Passage to read:
++++

The point is this: to the extent rising debt must lead to some sort of adjustment in which certain economic sectors will lose purchasing power to equilibrate demand and supply, each sector recognizes the risk and changes its behavior to protect itself from being forced to absorb the cost.

These actions in turn can cause a host of spillover effects. Business owners may generally disinvest or shorten their investment time horizons, real estate developers may cut back on development projects, and factories may postpone expansion plans, and all these actions reinforce similar behavior in other economic sectors.

It is important to note that the government imposed a 10% super tax on banks, cement, iron & steel, sugar, oil and gas, fertilizers, LNG terminals, textile, banking, automobile, cigarettes, beverages, chemicals and airlines. This supertax therefore was imposed mainly by manufacturing, industry, and a few professional services sectors but did not aim to target those in real estate or retail.

But the government did not stop there and soon rumors were rife that they may further impose 5% special income tax on manufacturers to create fiscal space for giving a relief of billions of rupees to the traders, bankers, brokers and real estate players.

This behaviour is especially destructive because it is so highly self-reinforcing: rising levels of debt create increasing uncertainty about how the associated costs will be allocated, which sets off financial distress behavior that undermines growth, further increasing the gap between debt-servicing needs and debt-servicing capacity and driving even more financial distress behavior.

Conclusion:

Unable or unwilling to see deficit spending for the ruinous model it is, the government must not at any cost repeat past mistakes made by many African economies and drive the economy further into economic ruin by accumulating excessive debt (and consequently imposing heavier tax burdens). Excessive debt is detrimental to Pakistan’s economy in eight ways:

Calamities, debt crisis, growth: prospects – I

  1. It perpetuates the state-led development approach, which has failed to generate economic prosperity and left the economy in a precarious situation characterized by dependency, poverty, tyranny, corruption, rampant inflation, and deindustrialization.

++++

Task to carry out:
Answer these questions from the passage on debt and taxation in Pakistan.
(a) What percentage was the super tax the government imposed?
(b) What percentage of special income tax was rumored to be imposed on manufacturers?
(c) In how many ways does the passage say excessive debt is detrimental to Pakistan's economy?

++++

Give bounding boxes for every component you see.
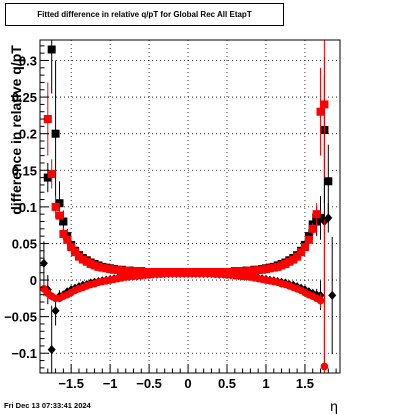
data-point-square xyxy=(297,248,306,257)
y-tick-label: −0.1 xyxy=(11,346,37,361)
axis-ticks: −1.5 −1 −0.5 0 0.5 1 1.5 −0.1 −0.05 0 0.05 0.1 0.15 0… xyxy=(4,45,337,391)
x-tick-label: 1 xyxy=(262,376,269,391)
data-point-square xyxy=(67,243,76,252)
y-tick-label: 0.15 xyxy=(12,163,37,178)
data-point-square xyxy=(312,210,321,219)
data-point-square xyxy=(55,211,64,220)
data-point-circle xyxy=(316,296,325,305)
data-point-diamond xyxy=(328,290,337,300)
data-point-square xyxy=(51,202,60,211)
data-point-square xyxy=(324,177,333,186)
data-point-square xyxy=(63,235,72,244)
chart-title: Fitted difference in relative q/pT for G… xyxy=(5,3,284,26)
y-tick-label: 0.25 xyxy=(12,90,37,105)
x-tick-label: 0 xyxy=(184,376,191,391)
y-tick-label: 0.3 xyxy=(19,53,37,68)
x-tick-label: −1 xyxy=(103,376,118,391)
data-point-diamond xyxy=(47,345,56,355)
x-axis-label: η xyxy=(330,398,338,414)
x-tick-label: 0.5 xyxy=(218,376,236,391)
data-point-square xyxy=(300,243,309,252)
data-point-square xyxy=(43,115,52,124)
y-tick-label: 0.05 xyxy=(12,236,37,251)
x-tick-label: 1.5 xyxy=(296,376,314,391)
timestamp-footer: Fri Dec 13 07:33:41 2024 xyxy=(4,401,91,410)
data-point-square xyxy=(59,229,68,238)
x-tick-label: −1.5 xyxy=(58,376,84,391)
data-point-circle xyxy=(320,362,329,371)
data-point-square xyxy=(316,107,325,116)
data-point-square xyxy=(51,129,60,138)
x-tick-label: −0.5 xyxy=(136,376,162,391)
data-point-diamond xyxy=(324,213,333,223)
y-tick-label: 0.1 xyxy=(19,200,37,215)
data-point-square xyxy=(59,217,68,226)
data-point-diamond xyxy=(39,258,48,268)
data-point-square xyxy=(304,235,313,244)
data-point-square xyxy=(47,169,56,178)
data-point-diamond xyxy=(51,306,60,316)
data-point-square xyxy=(71,248,80,257)
y-tick-label: 0 xyxy=(30,273,37,288)
data-point-square xyxy=(47,45,56,54)
y-tick-label: 0.2 xyxy=(19,127,37,142)
data-point-square xyxy=(308,224,317,233)
y-axis-label: difference in relative q/pT xyxy=(8,45,24,215)
y-tick-label: −0.05 xyxy=(4,310,37,325)
data-point-square xyxy=(293,252,302,261)
grid xyxy=(40,40,340,373)
data-point-square xyxy=(320,100,329,109)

++++

Answer in full:
(a) 10%
(b) 5%
(c) Eight